### [Items listed in a dataset]
= = = = = = =
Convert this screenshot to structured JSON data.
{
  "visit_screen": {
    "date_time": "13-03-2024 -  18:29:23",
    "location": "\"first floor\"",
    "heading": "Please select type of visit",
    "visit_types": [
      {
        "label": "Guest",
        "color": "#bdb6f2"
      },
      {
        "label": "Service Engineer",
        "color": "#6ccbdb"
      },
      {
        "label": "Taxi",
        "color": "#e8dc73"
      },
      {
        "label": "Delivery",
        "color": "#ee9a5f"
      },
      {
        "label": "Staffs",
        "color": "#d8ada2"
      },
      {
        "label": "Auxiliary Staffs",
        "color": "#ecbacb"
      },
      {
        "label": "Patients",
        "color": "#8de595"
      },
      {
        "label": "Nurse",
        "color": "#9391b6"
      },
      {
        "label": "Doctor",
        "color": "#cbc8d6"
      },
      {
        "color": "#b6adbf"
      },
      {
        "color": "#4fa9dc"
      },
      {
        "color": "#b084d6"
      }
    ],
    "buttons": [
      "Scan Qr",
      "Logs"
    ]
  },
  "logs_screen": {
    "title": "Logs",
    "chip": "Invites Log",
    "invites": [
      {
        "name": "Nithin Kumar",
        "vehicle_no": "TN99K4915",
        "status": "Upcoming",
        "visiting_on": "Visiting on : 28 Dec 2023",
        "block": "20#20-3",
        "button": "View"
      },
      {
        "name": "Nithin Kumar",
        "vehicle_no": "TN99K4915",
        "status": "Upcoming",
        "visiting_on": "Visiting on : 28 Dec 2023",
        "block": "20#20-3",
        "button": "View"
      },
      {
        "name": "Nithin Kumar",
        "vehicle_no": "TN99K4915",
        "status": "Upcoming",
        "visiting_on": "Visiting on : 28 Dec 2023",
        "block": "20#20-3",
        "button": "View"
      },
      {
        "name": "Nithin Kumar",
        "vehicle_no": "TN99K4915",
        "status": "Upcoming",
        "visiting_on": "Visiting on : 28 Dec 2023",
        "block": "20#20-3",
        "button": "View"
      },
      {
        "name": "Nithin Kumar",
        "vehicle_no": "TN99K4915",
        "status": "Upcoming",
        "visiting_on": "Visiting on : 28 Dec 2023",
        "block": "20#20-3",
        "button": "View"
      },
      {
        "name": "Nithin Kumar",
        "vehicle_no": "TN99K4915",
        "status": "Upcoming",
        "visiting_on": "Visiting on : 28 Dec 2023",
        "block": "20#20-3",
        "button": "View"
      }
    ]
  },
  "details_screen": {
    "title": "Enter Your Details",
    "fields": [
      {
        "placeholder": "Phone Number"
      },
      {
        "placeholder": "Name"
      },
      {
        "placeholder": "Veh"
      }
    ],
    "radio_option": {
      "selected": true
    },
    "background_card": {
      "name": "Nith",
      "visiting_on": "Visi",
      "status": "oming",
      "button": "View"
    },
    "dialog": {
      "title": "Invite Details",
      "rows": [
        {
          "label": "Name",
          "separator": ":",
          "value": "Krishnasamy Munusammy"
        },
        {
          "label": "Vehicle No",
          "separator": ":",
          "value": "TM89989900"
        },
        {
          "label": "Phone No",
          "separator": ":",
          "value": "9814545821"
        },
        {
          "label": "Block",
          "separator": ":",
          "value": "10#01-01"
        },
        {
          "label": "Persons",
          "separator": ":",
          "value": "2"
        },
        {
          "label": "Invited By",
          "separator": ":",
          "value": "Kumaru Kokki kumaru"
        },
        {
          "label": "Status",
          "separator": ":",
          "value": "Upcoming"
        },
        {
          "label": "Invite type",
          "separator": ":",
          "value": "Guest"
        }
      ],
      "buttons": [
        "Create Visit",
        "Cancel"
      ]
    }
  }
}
= = = = = = =
The expected answer is a copy of every line in the entries that holds the word "Phone".

        "placeholder": "Phone Number"
          "label": "Phone No",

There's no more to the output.